→ **Problem to solve**
Copy all of the records below verbatim.

━━━━━━━━━━━━━━━━━━━━

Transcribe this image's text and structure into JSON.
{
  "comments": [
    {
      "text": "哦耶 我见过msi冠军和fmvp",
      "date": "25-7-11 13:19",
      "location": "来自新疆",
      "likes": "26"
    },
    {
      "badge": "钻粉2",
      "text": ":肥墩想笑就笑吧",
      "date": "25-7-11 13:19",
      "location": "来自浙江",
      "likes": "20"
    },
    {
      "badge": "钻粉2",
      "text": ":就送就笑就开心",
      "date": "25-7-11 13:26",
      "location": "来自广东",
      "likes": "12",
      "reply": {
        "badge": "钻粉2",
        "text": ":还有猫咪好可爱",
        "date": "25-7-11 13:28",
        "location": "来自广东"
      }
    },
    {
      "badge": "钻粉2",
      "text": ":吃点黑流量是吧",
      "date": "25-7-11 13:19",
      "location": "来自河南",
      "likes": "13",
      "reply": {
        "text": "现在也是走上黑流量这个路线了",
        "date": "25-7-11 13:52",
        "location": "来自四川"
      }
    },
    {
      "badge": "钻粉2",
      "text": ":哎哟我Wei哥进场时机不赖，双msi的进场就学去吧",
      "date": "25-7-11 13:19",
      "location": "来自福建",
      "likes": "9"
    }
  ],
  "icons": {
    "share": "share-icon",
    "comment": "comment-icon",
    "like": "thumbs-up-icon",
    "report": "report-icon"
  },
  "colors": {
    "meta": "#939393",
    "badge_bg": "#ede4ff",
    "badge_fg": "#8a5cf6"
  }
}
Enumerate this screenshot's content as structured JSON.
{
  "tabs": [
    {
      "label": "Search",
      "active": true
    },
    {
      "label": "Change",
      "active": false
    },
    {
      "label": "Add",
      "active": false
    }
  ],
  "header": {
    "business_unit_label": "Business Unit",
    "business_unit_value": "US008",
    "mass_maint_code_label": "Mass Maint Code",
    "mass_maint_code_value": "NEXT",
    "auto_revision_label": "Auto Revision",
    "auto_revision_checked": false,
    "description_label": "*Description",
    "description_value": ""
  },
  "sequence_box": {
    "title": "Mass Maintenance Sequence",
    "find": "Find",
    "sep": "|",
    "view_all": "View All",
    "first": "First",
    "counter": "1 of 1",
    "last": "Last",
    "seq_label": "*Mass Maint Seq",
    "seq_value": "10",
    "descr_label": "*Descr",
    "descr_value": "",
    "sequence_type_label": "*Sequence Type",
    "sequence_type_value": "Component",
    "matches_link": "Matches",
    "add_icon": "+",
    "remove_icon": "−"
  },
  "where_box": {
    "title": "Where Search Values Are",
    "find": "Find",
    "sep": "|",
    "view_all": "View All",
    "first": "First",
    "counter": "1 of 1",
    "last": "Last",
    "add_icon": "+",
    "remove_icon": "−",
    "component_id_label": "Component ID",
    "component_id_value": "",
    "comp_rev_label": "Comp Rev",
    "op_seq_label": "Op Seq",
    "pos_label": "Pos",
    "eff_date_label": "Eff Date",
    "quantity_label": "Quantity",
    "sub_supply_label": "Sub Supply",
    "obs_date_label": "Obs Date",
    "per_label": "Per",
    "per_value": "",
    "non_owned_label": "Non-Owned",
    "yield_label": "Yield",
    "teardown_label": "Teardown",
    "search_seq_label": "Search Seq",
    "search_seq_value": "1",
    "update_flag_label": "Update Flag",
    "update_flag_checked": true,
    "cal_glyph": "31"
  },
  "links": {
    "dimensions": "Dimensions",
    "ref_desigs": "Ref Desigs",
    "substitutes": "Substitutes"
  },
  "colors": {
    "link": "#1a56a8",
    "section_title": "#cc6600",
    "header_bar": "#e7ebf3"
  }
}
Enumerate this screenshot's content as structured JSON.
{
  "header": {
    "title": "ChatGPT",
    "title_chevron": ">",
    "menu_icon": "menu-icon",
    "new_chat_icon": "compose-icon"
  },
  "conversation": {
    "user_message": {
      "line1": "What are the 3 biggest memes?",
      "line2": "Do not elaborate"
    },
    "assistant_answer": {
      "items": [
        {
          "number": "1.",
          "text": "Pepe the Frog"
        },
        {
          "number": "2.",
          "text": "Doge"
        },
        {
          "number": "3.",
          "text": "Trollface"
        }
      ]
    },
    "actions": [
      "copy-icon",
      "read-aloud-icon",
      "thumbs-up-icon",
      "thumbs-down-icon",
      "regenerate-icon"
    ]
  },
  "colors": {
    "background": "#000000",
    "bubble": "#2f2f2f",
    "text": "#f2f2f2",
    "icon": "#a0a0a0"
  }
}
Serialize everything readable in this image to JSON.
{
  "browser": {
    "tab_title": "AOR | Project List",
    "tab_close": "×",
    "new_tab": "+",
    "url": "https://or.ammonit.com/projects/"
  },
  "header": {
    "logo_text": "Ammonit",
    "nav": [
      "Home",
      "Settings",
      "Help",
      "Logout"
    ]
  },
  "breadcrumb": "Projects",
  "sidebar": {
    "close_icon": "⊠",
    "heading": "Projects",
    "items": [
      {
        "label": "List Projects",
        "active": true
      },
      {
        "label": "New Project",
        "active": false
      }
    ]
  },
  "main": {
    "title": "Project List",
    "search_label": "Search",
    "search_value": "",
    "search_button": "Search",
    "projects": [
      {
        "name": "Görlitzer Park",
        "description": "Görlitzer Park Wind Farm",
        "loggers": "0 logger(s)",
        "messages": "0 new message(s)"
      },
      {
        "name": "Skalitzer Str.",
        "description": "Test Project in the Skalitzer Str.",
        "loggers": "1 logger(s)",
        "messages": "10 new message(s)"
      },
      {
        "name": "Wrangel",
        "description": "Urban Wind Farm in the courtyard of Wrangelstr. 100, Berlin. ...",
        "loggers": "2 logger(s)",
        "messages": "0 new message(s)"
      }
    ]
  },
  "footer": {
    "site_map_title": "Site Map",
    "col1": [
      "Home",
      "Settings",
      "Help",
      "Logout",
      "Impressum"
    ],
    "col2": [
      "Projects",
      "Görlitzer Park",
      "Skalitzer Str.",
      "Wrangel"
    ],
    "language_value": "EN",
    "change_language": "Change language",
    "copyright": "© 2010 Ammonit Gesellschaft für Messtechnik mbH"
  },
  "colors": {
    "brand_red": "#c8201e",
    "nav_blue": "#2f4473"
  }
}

━━━━━━━━━━━━━━━━━━━━

→ **Output of the task**
Transcribe this image's text and structure into JSON.
{
  "comments": [
    {
      "text": "哦耶 我见过msi冠军和fmvp",
      "date": "25-7-11 13:19",
      "location": "来自新疆",
      "likes": "26"
    },
    {
      "badge": "钻粉2",
      "text": ":肥墩想笑就笑吧",
      "date": "25-7-11 13:19",
      "location": "来自浙江",
      "likes": "20"
    },
    {
      "badge": "钻粉2",
      "text": ":就送就笑就开心",
      "date": "25-7-11 13:26",
      "location": "来自广东",
      "likes": "12",
      "reply": {
        "badge": "钻粉2",
        "text": ":还有猫咪好可爱",
        "date": "25-7-11 13:28",
        "location": "来自广东"
      }
    },
    {
      "badge": "钻粉2",
      "text": ":吃点黑流量是吧",
      "date": "25-7-11 13:19",
      "location": "来自河南",
      "likes": "13",
      "reply": {
        "text": "现在也是走上黑流量这个路线了",
        "date": "25-7-11 13:52",
        "location": "来自四川"
      }
    },
    {
      "badge": "钻粉2",
      "text": ":哎哟我Wei哥进场时机不赖，双msi的进场就学去吧",
      "date": "25-7-11 13:19",
      "location": "来自福建",
      "likes": "9"
    }
  ],
  "icons": {
    "share": "share-icon",
    "comment": "comment-icon",
    "like": "thumbs-up-icon",
    "report": "report-icon"
  },
  "colors": {
    "meta": "#939393",
    "badge_bg": "#ede4ff",
    "badge_fg": "#8a5cf6"
  }
}
Enumerate this screenshot's content as structured JSON.
{
  "tabs": [
    {
      "label": "Search",
      "active": true
    },
    {
      "label": "Change",
      "active": false
    },
    {
      "label": "Add",
      "active": false
    }
  ],
  "header": {
    "business_unit_label": "Business Unit",
    "business_unit_value": "US008",
    "mass_maint_code_label": "Mass Maint Code",
    "mass_maint_code_value": "NEXT",
    "auto_revision_label": "Auto Revision",
    "auto_revision_checked": false,
    "description_label": "*Description",
    "description_value": ""
  },
  "sequence_box": {
    "title": "Mass Maintenance Sequence",
    "find": "Find",
    "sep": "|",
    "view_all": "View All",
    "first": "First",
    "counter": "1 of 1",
    "last": "Last",
    "seq_label": "*Mass Maint Seq",
    "seq_value": "10",
    "descr_label": "*Descr",
    "descr_value": "",
    "sequence_type_label": "*Sequence Type",
    "sequence_type_value": "Component",
    "matches_link": "Matches",
    "add_icon": "+",
    "remove_icon": "−"
  },
  "where_box": {
    "title": "Where Search Values Are",
    "find": "Find",
    "sep": "|",
    "view_all": "View All",
    "first": "First",
    "counter": "1 of 1",
    "last": "Last",
    "add_icon": "+",
    "remove_icon": "−",
    "component_id_label": "Component ID",
    "component_id_value": "",
    "comp_rev_label": "Comp Rev",
    "op_seq_label": "Op Seq",
    "pos_label": "Pos",
    "eff_date_label": "Eff Date",
    "quantity_label": "Quantity",
    "sub_supply_label": "Sub Supply",
    "obs_date_label": "Obs Date",
    "per_label": "Per",
    "per_value": "",
    "non_owned_label": "Non-Owned",
    "yield_label": "Yield",
    "teardown_label": "Teardown",
    "search_seq_label": "Search Seq",
    "search_seq_value": "1",
    "update_flag_label": "Update Flag",
    "update_flag_checked": true,
    "cal_glyph": "31"
  },
  "links": {
    "dimensions": "Dimensions",
    "ref_desigs": "Ref Desigs",
    "substitutes": "Substitutes"
  },
  "colors": {
    "link": "#1a56a8",
    "section_title": "#cc6600",
    "header_bar": "#e7ebf3"
  }
}
Enumerate this screenshot's content as structured JSON.
{
  "header": {
    "title": "ChatGPT",
    "title_chevron": ">",
    "menu_icon": "menu-icon",
    "new_chat_icon": "compose-icon"
  },
  "conversation": {
    "user_message": {
      "line1": "What are the 3 biggest memes?",
      "line2": "Do not elaborate"
    },
    "assistant_answer": {
      "items": [
        {
          "number": "1.",
          "text": "Pepe the Frog"
        },
        {
          "number": "2.",
          "text": "Doge"
        },
        {
          "number": "3.",
          "text": "Trollface"
        }
      ]
    },
    "actions": [
      "copy-icon",
      "read-aloud-icon",
      "thumbs-up-icon",
      "thumbs-down-icon",
      "regenerate-icon"
    ]
  },
  "colors": {
    "background": "#000000",
    "bubble": "#2f2f2f",
    "text": "#f2f2f2",
    "icon": "#a0a0a0"
  }
}
Serialize everything readable in this image to JSON.
{
  "browser": {
    "tab_title": "AOR | Project List",
    "tab_close": "×",
    "new_tab": "+",
    "url": "https://or.ammonit.com/projects/"
  },
  "header": {
    "logo_text": "Ammonit",
    "nav": [
      "Home",
      "Settings",
      "Help",
      "Logout"
    ]
  },
  "breadcrumb": "Projects",
  "sidebar": {
    "close_icon": "⊠",
    "heading": "Projects",
    "items": [
      {
        "label": "List Projects",
        "active": true
      },
      {
        "label": "New Project",
        "active": false
      }
    ]
  },
  "main": {
    "title": "Project List",
    "search_label": "Search",
    "search_value": "",
    "search_button": "Search",
    "projects": [
      {
        "name": "Görlitzer Park",
        "description": "Görlitzer Park Wind Farm",
        "loggers": "0 logger(s)",
        "messages": "0 new message(s)"
      },
      {
        "name": "Skalitzer Str.",
        "description": "Test Project in the Skalitzer Str.",
        "loggers": "1 logger(s)",
        "messages": "10 new message(s)"
      },
      {
        "name": "Wrangel",
        "description": "Urban Wind Farm in the courtyard of Wrangelstr. 100, Berlin. ...",
        "loggers": "2 logger(s)",
        "messages": "0 new message(s)"
      }
    ]
  },
  "footer": {
    "site_map_title": "Site Map",
    "col1": [
      "Home",
      "Settings",
      "Help",
      "Logout",
      "Impressum"
    ],
    "col2": [
      "Projects",
      "Görlitzer Park",
      "Skalitzer Str.",
      "Wrangel"
    ],
    "language_value": "EN",
    "change_language": "Change language",
    "copyright": "© 2010 Ammonit Gesellschaft für Messtechnik mbH"
  },
  "colors": {
    "brand_red": "#c8201e",
    "nav_blue": "#2f4473"
  }
}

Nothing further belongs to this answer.